* [Ketentuan Latihan]
1. Jawab pertanyaan berikut berdasarkan kutipan tentang uji Bartlett untuk korelasi kanonik.
(a) Berapa nilai korelasi kanonik pertama yang tercetak?
(b) Dengan rumus apa derajat bebas dihitung dalam kode?
(c) Berapa nilai statistik uji Bartlett yang dihasilkan?
2. Tentukan apakah setiap pernyataan berikut sesuai dengan kutipan tentang uji Bartlett untuk korelasi kanonik. Jawab ya atau tidak, lalu kutip kata-kata kutipan yang menentukan jawaban.
(a) Jumlah sampel n diperoleh dengan fungsi nrow pada X.
(b) p-value dihitung dengan argumen lower.tail = TRUE.
(c) p-value dibandingkan dengan batas 0.01.
3. Teruskan kutipan tentang uji Bartlett untuk korelasi kanonik, mulai tepat setelah kalimat terakhirnya.

* [Kutipan]
────────────────────────────────────────

H0:Σ12 = 0 ( 𝜌1 ∗ = 𝜌2 ∗ = ⋯ = 𝜌𝑝 ∗ = 0) (semua korelasi kanonik tidak signifikan)
H1: ada 𝜌𝑖 ≠ 0 ,𝑖 = 1,2,…,𝑘 (paling tidak ada satu korelasi kanonik signifikan)
# Uji Bartlett untuk signifikansi korelasi kanonik
rho <- cancor_result$cor # Korelasi kanonik
rho
## [1] 0.61998890 0.09019750 0.02461195
n <- nrow(X) # Jumlah sampel
p <- ncol(X) # Jumlah variabel X
q <- ncol(Y) # Jumlah variabel Y
# Hitung statistik uji Bartlett
stat_bartlett <- -((n - 1) - ((p + q + 1) / 2)) * log(prod(1 - rho^2))
stat_bartlett
## [1] 85.69344
# Hitung p-value
df <- (p*q)
p_value <- pchisq(stat_bartlett, df = df, lower.tail = FALSE)
p_value
## [1] 1.18591e-14
# Hasil
cat("Statistik Uji Bartlett:", stat_bartlett, "\n")
## Statistik Uji Bartlett: 85.69344
cat("p-value:", p_value, "\n")
## p-value: 1.18591e-14
Karena p-value 1.18591e-14 < 0.05, maka tolak H0 atau dapat disimpulkan bahwa semua korelasi kanonik signifikan.
H0^(𝑘) : 𝜌1 ∗ = 0,𝜌2 ∗ = 0,…,𝜌𝑘∗ = 0 (korelasi kanonik tidak signifikan)

────────────────────────────────────────

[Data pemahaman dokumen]
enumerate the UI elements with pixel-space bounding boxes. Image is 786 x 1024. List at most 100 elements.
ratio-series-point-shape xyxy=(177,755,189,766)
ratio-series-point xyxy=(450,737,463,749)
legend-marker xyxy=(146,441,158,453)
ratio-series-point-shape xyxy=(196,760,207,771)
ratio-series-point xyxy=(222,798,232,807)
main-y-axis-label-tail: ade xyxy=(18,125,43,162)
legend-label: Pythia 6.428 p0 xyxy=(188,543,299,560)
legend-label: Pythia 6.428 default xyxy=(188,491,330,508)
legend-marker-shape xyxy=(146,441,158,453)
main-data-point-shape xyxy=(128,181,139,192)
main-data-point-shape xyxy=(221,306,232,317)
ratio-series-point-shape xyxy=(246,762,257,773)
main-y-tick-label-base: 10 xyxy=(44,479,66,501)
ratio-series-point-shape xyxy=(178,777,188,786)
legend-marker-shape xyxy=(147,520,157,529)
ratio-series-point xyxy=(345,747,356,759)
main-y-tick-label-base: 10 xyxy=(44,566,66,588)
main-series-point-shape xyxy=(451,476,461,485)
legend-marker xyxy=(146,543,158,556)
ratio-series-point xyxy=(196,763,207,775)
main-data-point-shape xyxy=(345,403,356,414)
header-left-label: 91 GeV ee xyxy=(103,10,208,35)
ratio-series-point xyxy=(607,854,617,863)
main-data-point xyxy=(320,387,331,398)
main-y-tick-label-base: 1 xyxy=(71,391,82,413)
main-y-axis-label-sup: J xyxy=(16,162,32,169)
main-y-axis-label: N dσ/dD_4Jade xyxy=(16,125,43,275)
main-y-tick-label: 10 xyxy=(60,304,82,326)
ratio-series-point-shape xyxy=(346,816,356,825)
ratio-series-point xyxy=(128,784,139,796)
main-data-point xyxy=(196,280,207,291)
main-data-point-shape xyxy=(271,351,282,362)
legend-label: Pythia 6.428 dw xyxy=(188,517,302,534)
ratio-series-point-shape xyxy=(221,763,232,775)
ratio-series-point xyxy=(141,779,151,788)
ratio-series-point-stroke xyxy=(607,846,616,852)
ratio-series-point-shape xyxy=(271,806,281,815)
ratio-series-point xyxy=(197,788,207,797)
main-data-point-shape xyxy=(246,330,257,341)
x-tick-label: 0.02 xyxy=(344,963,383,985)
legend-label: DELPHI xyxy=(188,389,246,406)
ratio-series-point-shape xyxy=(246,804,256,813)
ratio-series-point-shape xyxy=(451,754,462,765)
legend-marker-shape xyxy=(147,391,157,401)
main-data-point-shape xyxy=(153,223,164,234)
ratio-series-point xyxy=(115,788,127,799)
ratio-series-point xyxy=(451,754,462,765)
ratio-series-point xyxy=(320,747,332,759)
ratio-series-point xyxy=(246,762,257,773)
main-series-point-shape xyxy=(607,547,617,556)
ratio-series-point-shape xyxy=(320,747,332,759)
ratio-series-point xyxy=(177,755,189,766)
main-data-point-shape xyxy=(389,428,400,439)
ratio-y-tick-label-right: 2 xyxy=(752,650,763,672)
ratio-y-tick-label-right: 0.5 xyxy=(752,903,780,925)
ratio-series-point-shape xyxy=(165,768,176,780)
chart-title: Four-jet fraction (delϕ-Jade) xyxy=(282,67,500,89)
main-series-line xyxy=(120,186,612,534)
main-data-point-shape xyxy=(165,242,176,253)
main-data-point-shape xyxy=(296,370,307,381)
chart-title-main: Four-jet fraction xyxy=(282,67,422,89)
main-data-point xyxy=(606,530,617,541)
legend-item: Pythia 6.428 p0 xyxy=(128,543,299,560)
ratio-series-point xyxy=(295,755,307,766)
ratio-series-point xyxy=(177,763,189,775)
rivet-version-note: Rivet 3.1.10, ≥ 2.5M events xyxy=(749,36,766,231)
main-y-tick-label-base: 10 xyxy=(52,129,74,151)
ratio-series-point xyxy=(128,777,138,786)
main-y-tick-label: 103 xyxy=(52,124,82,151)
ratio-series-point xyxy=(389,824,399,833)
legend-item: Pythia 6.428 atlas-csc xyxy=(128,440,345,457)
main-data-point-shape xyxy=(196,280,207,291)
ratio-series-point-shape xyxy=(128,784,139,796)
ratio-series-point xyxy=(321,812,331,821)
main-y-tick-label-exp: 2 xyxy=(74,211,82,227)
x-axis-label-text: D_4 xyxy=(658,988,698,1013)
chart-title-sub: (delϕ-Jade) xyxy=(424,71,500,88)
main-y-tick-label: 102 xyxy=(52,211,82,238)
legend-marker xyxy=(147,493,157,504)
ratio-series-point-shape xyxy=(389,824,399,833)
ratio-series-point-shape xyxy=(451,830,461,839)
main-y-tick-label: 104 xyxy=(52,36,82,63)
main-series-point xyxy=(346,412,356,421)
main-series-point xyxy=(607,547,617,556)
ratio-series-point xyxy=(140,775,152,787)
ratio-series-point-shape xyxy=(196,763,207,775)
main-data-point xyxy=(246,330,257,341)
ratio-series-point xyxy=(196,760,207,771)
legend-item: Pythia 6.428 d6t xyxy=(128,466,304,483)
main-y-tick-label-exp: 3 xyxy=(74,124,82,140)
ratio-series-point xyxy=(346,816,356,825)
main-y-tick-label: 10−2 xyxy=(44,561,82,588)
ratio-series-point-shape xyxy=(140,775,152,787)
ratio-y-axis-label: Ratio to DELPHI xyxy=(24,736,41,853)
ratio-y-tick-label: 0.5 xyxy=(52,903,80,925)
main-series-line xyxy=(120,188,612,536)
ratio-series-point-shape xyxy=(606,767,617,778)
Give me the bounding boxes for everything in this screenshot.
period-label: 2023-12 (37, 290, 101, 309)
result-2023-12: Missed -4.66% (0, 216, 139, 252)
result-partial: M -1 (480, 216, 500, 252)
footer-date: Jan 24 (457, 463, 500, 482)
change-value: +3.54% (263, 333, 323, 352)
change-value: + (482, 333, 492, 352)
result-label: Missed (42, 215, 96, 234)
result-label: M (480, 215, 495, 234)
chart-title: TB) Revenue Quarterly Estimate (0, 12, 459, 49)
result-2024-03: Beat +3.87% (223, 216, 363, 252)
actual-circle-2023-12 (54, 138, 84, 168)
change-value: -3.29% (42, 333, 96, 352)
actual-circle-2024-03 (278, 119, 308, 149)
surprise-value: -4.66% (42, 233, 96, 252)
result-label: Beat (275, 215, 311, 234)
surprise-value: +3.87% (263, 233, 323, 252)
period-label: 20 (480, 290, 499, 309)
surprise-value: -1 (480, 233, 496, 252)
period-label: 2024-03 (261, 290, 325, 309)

────────────────────────────────────────

* [Jawaban Soal]
1.
(a) 0.61998890
(b) Derajat bebas adalah hasil kali p dan q: df <- (p*q).
(c) 85.69344

2.
(a) Ya: "n <- nrow(X) # Jumlah sampel"
(b) Tidak: "lower.tail = FALSE"
(c) Tidak: "Karena p-value 1.18591e-14 < 0.05"

3.
H1^(𝑘) : 𝜌𝑖 ≠ 0 ,𝑖 = 1,2,…,𝑘 (korelasi kanonik signifikan)
rho3 <- c(0.61998890, 0.09019750, 0.02461195)
log(prod(1 - rho3^2))
## [1] -0.4939103
rho2 <- c(0.09019750, 0.02461195)
log(prod(1 - rho2^2))
## [1] -0.008774795
rho1 <- (0.02461195)
log(prod(1 - rho1^2))
## [1] -0.0006059316
stat_bartlett <- -((n - 1) - (((p-1) + (q-1) + 1) / 2)) * log(prod(1 - rho3^2))
stat_bartlett
## [1] 86.18735
stat_bartlett <- -((n - 1) - (((p-2) + (q-2) + 1) / 2)) * log(prod(1 - rho2^2))
stat_bartlett
## [1] 1.539977
stat_bartlett <- -((n - 1) - (((p-3) + (q-3) + 1) / 2)) * log(prod(1 - rho1^2))
stat_bartlett
## [1] 0.1069469
Hipotesis nol ditolak pada taraf signifikan α jika 𝐵 > 𝜒2 dengan derajat bebas (𝑝−𝑟)(𝑞−𝑟). 𝜒2 hitung = 86.18735 > 𝜒2 kritis = 30,579.5 sehingga dapat disimpulkan hanya pasangan korelasi kanonik 1 yang ada hubungan signifikan antara dua set variabel secara keseluruhan.
#Uji Redudansi
X <- as.matrix(wineclustering[,2:4])
Y <- as.matrix(wineclustering[,5:7])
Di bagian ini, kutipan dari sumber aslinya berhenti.